Collection entries:

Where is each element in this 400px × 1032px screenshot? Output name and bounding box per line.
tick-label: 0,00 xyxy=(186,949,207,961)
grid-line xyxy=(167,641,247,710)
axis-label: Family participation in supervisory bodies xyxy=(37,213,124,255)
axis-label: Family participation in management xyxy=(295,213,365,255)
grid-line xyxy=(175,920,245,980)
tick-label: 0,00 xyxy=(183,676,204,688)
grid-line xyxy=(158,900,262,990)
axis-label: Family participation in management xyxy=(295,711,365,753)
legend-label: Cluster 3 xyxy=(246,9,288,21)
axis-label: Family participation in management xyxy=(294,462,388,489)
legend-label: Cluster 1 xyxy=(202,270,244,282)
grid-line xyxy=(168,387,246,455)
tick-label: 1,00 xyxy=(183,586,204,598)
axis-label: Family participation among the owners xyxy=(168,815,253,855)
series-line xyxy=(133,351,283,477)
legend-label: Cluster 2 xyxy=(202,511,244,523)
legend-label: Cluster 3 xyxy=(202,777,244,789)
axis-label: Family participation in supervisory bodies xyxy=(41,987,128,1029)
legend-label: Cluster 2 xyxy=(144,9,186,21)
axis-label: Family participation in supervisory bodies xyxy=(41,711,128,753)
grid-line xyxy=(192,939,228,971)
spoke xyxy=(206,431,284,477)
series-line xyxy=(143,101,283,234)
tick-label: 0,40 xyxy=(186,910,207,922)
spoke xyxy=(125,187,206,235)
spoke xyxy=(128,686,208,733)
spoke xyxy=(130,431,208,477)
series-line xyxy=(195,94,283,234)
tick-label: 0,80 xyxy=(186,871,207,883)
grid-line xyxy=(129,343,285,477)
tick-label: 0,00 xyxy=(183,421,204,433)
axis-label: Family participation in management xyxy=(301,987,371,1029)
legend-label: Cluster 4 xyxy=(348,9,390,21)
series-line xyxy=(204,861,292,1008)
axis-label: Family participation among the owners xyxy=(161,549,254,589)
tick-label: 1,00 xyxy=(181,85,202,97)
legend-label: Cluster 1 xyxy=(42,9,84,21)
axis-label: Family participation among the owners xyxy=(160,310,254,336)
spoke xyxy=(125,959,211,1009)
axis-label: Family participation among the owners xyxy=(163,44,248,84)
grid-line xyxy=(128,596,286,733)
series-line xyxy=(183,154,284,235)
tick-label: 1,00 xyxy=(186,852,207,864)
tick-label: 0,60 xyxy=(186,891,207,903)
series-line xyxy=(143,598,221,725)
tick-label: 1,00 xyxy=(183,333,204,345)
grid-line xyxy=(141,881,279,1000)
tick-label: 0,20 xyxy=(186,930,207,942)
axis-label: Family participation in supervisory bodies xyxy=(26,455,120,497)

## What you should do
Return, word for word, everything from the start of the records down to and including the line that contains "supervisory bodies xyxy=(37,213,124,255)".

## Correct response
Where is each element in this 400px × 1032px screenshot? Output name and bounding box per line.
tick-label: 0,00 xyxy=(186,949,207,961)
grid-line xyxy=(167,641,247,710)
axis-label: Family participation in supervisory bodies xyxy=(37,213,124,255)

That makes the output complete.